_Directions for this task:_ From the listing below, copy every line with the word "juveniles".

_Available records:_
────────────────

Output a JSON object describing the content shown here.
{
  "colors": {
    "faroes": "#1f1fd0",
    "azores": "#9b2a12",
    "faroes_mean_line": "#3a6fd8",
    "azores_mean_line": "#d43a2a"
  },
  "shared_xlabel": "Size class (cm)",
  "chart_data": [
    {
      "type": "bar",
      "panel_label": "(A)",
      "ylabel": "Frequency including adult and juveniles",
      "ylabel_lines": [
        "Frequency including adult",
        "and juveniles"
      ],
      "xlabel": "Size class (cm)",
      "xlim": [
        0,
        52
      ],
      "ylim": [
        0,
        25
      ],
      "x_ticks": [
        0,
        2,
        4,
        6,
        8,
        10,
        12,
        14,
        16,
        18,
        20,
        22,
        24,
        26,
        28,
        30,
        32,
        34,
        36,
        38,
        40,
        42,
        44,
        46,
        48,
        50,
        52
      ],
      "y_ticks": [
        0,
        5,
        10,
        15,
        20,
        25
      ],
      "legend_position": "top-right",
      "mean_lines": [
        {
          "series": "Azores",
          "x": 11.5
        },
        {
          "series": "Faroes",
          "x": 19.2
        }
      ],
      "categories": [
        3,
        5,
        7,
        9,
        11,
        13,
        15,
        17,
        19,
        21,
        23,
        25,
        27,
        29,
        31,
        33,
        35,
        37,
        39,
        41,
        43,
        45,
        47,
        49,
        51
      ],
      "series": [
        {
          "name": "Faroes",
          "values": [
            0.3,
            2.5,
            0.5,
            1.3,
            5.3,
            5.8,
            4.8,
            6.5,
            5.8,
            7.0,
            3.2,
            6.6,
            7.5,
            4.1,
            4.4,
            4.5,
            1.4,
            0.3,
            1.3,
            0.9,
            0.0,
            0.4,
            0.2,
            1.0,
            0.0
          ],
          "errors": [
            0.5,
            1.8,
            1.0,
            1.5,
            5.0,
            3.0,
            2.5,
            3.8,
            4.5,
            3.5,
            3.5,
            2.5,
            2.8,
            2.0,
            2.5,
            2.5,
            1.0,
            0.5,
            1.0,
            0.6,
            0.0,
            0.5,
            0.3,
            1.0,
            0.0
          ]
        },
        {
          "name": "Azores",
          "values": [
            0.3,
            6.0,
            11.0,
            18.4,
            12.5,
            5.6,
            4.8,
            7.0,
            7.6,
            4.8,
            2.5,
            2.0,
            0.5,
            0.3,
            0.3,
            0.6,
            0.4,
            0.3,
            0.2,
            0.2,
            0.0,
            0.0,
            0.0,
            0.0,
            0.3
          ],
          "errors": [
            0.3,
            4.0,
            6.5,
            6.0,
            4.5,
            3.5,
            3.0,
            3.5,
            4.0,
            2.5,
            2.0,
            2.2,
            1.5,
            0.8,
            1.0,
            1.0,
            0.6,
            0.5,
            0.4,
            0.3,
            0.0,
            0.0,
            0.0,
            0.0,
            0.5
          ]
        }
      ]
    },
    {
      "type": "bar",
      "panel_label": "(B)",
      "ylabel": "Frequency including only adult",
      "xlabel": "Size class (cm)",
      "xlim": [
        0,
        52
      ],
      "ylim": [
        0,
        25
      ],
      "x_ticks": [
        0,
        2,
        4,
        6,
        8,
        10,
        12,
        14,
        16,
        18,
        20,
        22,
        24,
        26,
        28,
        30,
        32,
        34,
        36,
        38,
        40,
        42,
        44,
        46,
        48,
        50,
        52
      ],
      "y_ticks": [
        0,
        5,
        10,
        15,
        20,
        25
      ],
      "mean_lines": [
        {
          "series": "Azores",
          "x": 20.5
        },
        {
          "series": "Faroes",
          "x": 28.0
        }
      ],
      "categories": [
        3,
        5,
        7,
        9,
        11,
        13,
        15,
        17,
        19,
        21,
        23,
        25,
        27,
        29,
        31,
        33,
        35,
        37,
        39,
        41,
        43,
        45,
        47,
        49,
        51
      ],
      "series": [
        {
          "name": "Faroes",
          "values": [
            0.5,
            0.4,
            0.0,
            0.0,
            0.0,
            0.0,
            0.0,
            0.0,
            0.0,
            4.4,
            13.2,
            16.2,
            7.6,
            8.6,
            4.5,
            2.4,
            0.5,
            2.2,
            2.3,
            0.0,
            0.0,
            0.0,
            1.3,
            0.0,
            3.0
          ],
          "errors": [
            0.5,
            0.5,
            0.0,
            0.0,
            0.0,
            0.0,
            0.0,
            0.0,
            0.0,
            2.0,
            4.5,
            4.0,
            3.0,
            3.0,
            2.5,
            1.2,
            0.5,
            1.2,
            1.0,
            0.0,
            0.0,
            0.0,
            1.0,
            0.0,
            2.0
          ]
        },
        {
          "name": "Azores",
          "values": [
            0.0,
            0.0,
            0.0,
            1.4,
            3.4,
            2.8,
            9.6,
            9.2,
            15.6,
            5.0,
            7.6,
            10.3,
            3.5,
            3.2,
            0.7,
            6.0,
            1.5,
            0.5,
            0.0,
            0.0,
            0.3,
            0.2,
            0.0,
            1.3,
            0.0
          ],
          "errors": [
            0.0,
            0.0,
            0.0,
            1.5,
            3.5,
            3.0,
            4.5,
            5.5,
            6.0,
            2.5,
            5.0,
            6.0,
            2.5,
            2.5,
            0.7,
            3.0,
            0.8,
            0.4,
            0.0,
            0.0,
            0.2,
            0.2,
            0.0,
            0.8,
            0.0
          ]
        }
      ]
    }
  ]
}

────────────────

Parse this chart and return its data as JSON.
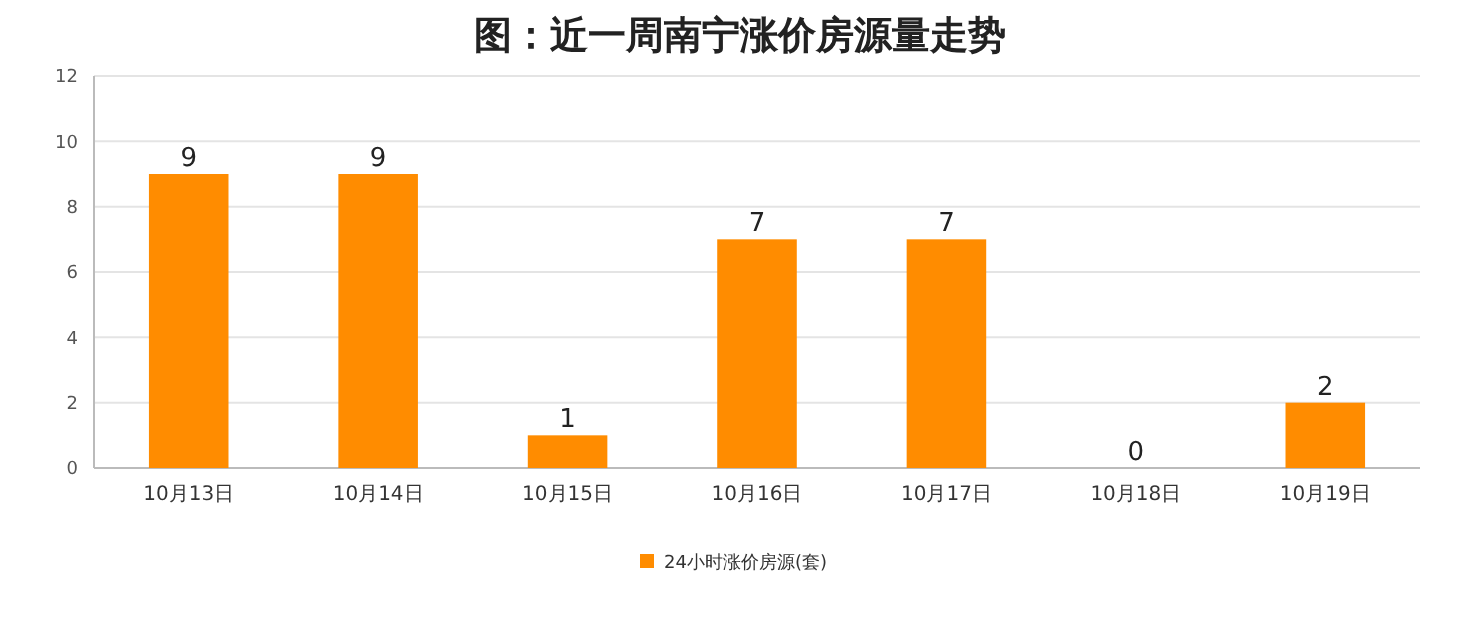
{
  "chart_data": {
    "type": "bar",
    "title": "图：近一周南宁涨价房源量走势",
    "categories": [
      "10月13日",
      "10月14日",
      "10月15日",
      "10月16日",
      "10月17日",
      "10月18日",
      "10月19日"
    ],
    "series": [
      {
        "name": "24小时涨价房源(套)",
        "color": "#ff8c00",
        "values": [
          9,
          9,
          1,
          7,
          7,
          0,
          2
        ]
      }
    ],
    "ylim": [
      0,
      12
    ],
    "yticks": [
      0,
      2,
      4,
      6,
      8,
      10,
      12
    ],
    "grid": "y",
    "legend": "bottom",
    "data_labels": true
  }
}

────────────────

_Answer for this exercise:_
      "ylabel": "Frequency including adult and juveniles",
        "and juveniles"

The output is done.